### SET EXERCISE
From the listing below, pull out the lines that hold "JSON".

### WORKING DATA

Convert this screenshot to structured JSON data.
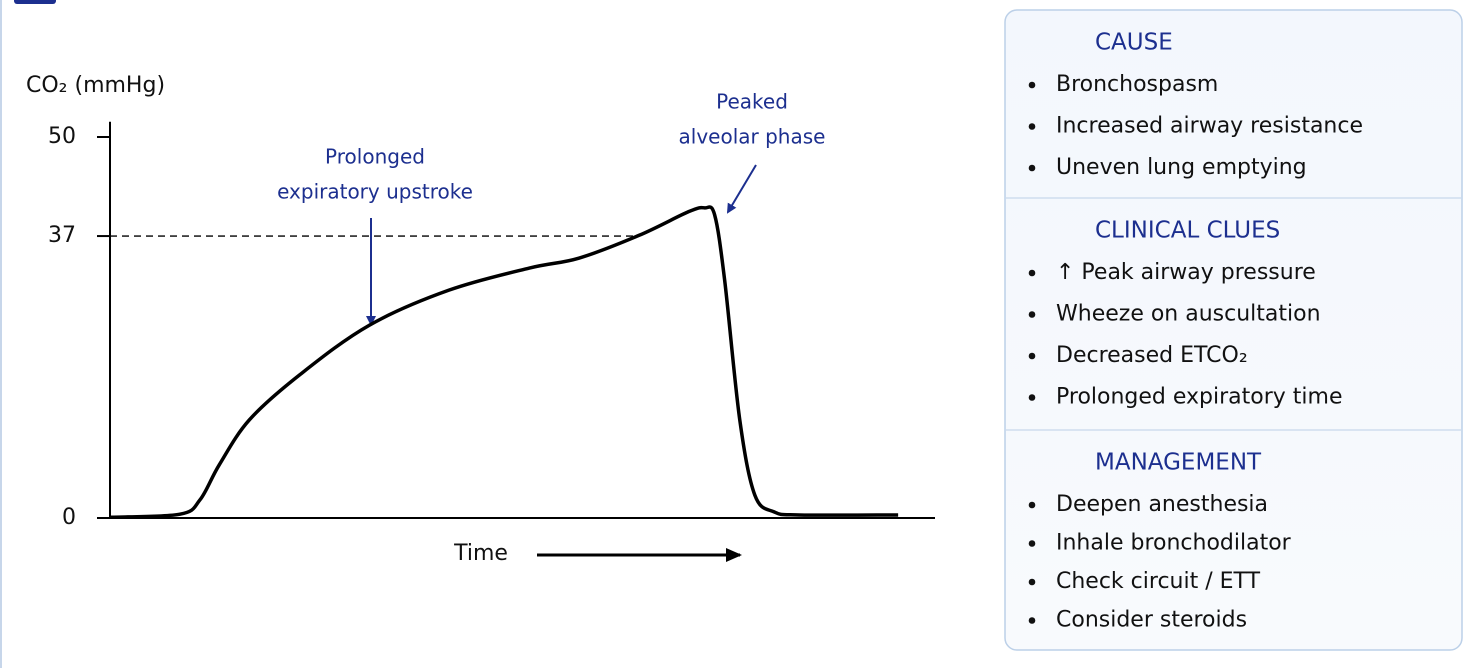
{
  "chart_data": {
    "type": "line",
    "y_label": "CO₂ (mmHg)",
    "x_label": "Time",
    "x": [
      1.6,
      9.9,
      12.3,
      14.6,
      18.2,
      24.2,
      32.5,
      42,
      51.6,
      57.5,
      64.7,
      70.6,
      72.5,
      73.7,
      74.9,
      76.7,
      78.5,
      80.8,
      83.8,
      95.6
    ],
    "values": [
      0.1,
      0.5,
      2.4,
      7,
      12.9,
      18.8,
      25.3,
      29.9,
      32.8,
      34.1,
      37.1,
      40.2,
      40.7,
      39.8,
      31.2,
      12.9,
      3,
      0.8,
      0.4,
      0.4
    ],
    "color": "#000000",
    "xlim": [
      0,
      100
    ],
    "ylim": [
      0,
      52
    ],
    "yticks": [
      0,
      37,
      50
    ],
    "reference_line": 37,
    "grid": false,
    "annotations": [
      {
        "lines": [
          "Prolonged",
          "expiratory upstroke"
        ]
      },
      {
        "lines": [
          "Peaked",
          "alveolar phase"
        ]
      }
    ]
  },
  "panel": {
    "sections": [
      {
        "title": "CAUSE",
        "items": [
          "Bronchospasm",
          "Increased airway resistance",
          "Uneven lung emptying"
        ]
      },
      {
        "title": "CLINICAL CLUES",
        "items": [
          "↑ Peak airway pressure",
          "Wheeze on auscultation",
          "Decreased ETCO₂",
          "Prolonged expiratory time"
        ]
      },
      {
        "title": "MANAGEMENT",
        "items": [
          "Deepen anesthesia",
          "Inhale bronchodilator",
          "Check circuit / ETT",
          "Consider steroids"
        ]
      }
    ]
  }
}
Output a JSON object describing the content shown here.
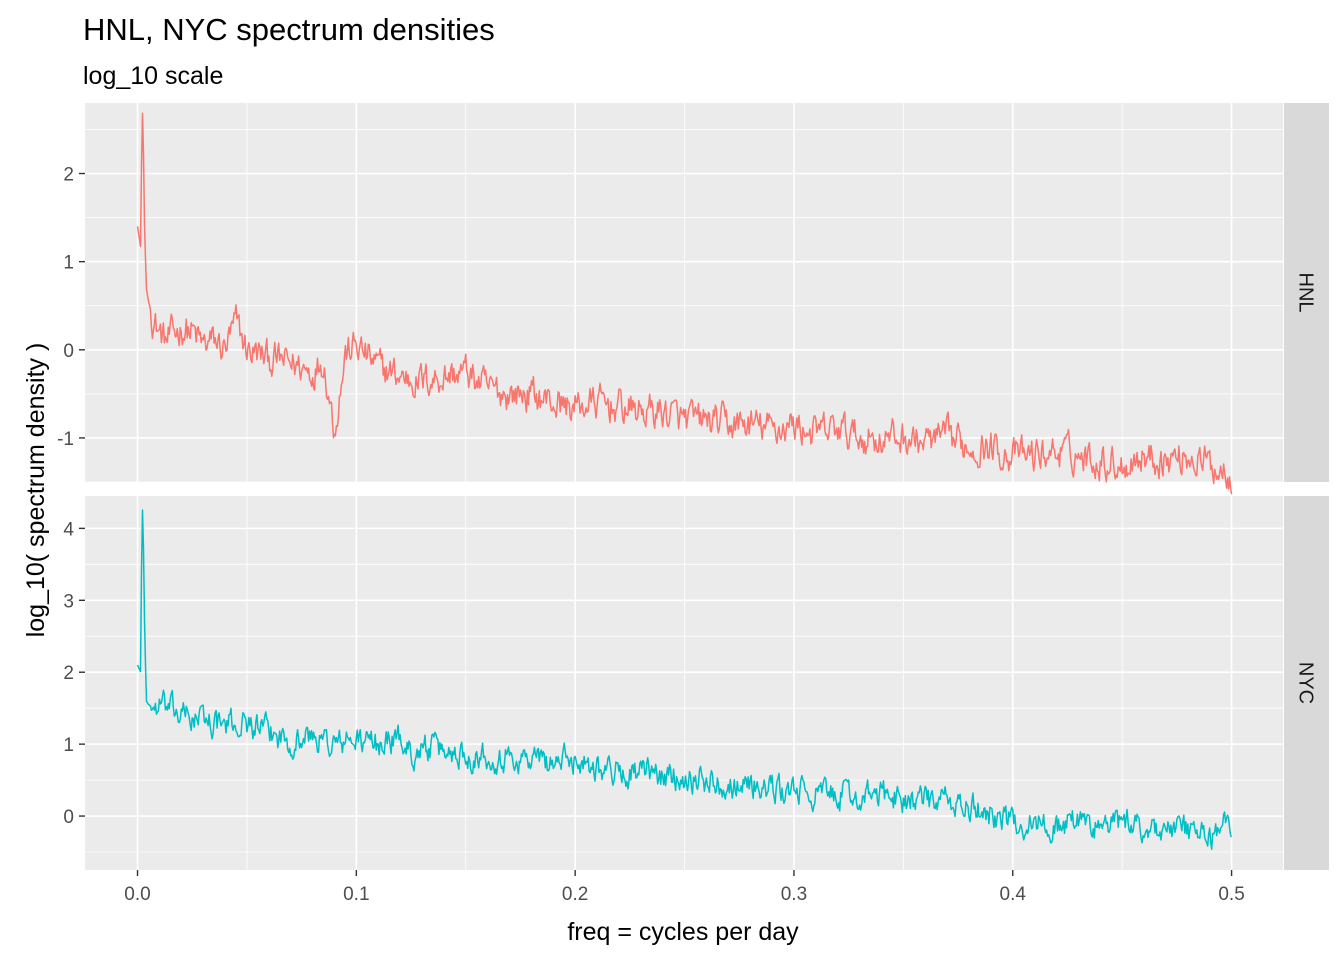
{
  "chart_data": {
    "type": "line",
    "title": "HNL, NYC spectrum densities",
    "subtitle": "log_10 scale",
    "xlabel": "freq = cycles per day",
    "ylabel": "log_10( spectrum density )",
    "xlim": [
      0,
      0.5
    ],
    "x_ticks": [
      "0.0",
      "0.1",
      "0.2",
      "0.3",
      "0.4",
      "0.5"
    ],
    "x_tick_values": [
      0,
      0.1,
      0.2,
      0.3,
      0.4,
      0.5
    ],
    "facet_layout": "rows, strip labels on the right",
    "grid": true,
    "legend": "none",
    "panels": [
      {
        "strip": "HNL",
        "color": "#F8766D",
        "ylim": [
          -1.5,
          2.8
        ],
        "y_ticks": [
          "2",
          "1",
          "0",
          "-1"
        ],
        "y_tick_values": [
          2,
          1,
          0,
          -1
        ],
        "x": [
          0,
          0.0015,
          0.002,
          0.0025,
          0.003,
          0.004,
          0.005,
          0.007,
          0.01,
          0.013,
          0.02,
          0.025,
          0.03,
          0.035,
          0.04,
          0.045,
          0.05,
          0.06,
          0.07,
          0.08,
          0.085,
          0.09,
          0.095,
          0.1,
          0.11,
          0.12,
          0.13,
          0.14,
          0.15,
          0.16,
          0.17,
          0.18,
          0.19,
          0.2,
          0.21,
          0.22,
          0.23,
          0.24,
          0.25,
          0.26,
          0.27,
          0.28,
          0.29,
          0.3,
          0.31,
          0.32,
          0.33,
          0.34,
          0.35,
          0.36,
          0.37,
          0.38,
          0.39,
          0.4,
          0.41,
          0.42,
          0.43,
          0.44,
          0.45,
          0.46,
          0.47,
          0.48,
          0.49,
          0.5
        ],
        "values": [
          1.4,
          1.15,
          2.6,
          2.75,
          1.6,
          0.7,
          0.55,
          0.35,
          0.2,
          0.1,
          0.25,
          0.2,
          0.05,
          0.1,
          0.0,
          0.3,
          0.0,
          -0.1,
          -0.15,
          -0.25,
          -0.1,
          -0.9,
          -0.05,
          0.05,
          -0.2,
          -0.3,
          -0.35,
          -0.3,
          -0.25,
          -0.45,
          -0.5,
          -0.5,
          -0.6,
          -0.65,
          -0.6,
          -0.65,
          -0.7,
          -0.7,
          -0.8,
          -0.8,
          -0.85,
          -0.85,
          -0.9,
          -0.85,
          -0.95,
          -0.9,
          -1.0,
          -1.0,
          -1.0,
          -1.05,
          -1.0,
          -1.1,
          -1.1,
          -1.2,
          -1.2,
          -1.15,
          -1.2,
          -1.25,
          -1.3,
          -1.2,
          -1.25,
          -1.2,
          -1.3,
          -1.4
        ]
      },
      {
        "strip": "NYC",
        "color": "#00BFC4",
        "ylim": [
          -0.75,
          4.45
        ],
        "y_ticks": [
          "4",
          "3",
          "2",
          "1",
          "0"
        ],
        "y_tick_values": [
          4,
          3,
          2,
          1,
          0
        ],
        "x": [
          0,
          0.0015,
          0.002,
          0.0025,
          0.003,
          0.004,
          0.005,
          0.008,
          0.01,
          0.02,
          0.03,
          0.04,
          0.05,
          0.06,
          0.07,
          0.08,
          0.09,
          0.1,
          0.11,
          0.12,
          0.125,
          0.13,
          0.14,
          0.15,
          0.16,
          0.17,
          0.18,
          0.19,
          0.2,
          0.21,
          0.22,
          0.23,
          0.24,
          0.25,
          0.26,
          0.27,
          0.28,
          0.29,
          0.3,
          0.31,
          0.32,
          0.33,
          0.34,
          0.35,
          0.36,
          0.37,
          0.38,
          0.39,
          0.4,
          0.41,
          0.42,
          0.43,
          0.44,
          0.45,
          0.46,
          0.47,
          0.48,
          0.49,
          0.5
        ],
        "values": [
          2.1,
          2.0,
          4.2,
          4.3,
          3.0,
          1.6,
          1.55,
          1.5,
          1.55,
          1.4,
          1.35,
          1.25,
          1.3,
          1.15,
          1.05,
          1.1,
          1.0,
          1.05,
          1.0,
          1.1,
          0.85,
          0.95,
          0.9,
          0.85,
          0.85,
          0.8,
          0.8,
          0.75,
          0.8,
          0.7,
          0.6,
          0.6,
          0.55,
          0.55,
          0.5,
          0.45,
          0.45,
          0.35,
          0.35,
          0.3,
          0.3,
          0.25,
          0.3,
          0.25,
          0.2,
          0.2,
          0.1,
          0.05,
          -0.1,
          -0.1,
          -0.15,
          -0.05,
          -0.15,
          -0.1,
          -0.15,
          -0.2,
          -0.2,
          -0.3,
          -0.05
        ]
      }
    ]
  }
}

* * *

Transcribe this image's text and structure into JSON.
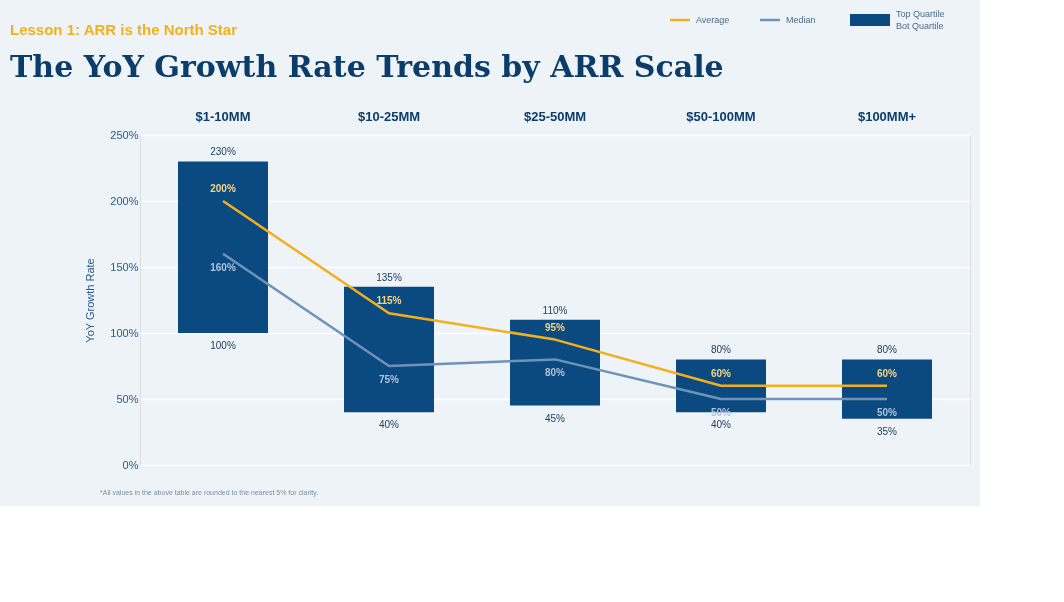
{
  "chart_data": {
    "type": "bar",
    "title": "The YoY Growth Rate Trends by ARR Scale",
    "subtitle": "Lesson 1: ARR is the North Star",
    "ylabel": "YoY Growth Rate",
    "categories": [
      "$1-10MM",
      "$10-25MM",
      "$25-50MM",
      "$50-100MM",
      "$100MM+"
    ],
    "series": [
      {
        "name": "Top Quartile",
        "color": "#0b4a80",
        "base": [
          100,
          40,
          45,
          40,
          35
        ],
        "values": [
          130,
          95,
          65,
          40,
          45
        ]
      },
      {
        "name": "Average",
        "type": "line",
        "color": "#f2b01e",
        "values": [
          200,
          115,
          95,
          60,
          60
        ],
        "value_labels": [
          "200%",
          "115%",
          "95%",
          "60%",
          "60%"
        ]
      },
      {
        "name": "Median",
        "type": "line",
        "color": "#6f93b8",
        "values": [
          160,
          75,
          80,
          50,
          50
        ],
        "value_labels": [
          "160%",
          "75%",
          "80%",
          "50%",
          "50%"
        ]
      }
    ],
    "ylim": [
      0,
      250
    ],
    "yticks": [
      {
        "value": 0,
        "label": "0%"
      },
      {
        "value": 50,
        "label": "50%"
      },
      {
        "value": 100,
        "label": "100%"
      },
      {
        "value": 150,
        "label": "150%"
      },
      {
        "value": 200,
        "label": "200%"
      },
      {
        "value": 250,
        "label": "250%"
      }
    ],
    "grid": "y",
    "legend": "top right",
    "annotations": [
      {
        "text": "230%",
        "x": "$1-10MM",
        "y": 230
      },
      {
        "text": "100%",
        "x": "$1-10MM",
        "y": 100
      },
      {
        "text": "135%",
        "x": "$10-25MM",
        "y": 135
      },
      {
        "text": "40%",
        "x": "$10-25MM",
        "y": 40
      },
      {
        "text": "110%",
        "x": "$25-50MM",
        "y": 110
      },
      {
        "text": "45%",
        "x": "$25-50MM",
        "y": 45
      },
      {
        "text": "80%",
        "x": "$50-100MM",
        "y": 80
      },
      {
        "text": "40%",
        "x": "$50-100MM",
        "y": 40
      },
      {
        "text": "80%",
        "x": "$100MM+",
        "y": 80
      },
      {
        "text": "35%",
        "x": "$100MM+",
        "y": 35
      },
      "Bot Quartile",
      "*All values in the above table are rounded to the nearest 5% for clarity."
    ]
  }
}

---

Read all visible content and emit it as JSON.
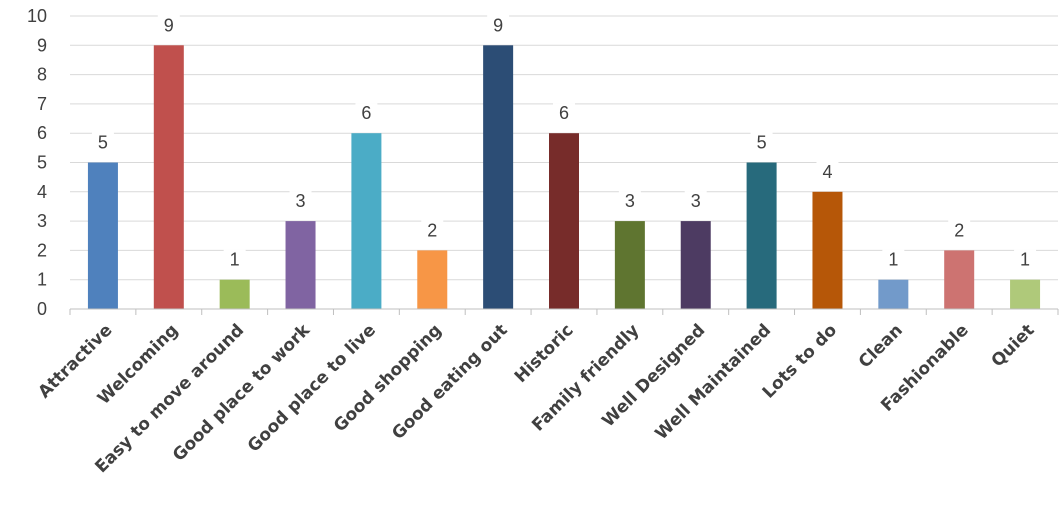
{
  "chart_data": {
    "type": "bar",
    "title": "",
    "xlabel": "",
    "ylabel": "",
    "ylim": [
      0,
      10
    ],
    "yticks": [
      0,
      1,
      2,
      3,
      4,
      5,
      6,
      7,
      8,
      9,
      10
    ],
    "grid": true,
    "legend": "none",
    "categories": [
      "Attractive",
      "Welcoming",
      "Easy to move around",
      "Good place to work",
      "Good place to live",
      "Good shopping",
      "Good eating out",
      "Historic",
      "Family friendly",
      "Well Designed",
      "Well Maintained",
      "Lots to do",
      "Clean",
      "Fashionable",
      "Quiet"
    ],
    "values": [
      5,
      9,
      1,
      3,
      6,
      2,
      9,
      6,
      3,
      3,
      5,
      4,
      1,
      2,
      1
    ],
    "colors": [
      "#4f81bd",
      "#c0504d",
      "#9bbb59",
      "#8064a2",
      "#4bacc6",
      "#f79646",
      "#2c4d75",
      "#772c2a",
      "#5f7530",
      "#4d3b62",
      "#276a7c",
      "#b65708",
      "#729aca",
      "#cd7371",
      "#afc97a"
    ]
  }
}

### THE ANSWER
Convert this screenshot to structured JSON data.
Output a JSON object describing the content shown here.
Transcribe this image's text and structure into JSON.
Read all visible content and emit it as JSON.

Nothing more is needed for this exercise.